(A run of records)
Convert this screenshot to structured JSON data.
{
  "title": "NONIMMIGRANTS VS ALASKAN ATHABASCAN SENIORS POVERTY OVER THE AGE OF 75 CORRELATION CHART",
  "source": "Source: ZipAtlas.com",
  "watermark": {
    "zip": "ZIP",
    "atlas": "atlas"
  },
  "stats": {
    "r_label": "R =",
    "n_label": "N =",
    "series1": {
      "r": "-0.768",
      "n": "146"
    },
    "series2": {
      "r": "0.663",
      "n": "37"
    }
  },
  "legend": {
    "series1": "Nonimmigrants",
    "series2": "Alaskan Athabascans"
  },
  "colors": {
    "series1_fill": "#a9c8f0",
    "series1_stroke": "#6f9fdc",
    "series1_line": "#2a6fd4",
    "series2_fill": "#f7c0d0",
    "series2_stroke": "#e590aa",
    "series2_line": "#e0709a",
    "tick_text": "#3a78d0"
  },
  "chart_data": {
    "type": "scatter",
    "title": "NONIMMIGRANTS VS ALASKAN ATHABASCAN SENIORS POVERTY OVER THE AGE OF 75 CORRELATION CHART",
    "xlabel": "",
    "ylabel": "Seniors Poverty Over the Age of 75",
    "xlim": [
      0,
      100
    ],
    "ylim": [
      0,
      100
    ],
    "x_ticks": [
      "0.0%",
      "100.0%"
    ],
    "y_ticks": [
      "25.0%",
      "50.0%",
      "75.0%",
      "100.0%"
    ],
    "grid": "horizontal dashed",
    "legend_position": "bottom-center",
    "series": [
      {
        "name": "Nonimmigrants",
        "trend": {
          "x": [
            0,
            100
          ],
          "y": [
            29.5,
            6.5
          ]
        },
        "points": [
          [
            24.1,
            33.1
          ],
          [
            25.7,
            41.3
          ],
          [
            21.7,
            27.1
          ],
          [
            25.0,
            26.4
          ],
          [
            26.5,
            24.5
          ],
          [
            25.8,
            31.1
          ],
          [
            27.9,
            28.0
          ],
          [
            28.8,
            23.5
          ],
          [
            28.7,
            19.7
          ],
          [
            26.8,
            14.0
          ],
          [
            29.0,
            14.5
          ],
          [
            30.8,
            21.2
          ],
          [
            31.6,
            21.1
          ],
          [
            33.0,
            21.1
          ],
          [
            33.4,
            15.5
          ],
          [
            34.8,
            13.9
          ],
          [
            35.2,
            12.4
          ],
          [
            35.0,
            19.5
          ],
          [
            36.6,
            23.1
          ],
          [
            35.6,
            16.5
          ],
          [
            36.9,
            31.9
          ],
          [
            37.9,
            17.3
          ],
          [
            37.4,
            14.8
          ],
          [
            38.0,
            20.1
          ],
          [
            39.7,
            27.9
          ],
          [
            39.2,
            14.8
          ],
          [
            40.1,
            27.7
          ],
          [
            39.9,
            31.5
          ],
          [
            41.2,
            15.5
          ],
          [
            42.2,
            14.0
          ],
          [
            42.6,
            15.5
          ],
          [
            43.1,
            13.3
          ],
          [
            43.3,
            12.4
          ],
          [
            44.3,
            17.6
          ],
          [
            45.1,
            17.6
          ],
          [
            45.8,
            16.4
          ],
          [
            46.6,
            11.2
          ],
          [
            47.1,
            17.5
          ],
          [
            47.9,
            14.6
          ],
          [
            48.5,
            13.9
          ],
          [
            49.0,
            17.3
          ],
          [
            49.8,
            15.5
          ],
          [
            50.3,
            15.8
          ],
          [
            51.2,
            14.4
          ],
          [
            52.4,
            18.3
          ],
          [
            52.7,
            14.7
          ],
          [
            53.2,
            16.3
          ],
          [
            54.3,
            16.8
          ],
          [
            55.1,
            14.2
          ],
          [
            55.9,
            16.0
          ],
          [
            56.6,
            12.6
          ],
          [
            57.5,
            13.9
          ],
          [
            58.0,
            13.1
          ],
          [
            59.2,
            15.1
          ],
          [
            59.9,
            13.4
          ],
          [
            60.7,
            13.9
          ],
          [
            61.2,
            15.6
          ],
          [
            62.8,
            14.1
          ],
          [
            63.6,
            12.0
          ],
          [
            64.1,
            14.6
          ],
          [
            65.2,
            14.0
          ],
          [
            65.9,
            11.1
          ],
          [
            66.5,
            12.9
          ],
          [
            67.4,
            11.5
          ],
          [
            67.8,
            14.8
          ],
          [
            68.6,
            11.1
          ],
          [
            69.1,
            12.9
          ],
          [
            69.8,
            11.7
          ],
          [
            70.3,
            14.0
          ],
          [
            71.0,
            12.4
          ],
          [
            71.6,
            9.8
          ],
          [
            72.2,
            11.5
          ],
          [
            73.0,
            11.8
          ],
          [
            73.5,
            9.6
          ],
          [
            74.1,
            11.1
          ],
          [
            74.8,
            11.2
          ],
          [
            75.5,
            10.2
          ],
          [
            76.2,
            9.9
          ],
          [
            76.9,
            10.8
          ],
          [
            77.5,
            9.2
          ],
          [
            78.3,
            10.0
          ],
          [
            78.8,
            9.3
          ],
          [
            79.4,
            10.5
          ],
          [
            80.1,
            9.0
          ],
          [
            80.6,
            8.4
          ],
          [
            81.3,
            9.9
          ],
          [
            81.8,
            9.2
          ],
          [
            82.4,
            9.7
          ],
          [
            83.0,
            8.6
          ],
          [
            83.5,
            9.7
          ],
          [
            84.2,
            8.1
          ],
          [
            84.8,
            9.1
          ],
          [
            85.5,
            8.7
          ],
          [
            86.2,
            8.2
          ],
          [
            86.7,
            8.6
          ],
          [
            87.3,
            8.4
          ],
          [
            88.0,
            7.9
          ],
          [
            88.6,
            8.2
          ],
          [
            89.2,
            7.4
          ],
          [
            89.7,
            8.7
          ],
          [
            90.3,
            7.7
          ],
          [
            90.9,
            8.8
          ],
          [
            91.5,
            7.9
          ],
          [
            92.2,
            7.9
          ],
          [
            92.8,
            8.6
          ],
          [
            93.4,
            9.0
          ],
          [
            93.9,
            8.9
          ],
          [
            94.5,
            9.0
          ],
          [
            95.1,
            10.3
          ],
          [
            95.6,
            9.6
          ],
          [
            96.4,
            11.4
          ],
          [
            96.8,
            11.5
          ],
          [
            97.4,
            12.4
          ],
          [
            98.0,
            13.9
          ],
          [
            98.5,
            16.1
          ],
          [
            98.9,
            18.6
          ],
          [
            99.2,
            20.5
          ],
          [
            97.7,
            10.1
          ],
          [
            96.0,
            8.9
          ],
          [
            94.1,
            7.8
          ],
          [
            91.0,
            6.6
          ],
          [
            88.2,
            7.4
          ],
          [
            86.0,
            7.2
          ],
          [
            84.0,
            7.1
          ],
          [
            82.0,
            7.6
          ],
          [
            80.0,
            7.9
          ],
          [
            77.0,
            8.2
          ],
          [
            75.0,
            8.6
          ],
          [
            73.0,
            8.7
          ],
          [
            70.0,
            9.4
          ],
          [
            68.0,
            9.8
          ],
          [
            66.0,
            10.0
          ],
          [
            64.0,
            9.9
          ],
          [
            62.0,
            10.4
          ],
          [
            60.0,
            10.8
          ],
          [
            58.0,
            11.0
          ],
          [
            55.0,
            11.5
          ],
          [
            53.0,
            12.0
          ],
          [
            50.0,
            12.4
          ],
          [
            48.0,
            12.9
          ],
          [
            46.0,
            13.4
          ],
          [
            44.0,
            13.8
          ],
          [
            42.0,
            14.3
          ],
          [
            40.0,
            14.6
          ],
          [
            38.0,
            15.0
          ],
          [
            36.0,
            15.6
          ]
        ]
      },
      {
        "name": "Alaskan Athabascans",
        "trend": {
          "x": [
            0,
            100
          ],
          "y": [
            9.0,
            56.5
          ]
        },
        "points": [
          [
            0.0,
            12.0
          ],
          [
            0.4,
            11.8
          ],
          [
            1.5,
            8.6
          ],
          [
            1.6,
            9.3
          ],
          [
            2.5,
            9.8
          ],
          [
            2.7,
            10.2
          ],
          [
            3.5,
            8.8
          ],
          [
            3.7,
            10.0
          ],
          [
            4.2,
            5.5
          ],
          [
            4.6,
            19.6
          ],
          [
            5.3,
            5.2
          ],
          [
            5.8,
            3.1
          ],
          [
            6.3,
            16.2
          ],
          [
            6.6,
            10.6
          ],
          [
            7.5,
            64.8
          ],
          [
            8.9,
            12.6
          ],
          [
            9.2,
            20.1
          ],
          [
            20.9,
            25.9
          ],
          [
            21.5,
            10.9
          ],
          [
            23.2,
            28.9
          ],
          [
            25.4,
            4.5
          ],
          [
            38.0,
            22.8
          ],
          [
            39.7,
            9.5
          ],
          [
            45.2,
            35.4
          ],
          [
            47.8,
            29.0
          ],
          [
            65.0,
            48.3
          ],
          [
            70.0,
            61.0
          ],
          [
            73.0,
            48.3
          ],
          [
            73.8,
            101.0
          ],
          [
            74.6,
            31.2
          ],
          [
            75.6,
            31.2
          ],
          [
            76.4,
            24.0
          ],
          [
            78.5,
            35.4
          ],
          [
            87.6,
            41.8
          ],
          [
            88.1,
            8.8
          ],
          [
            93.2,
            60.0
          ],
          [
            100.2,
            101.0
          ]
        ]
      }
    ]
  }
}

PROBLEM TO SOLVE: Take every line from the records above that has the word "Athabascans" and copy it.

THE ANSWER:
    "series2": "Alaskan Athabascans"
        "name": "Alaskan Athabascans",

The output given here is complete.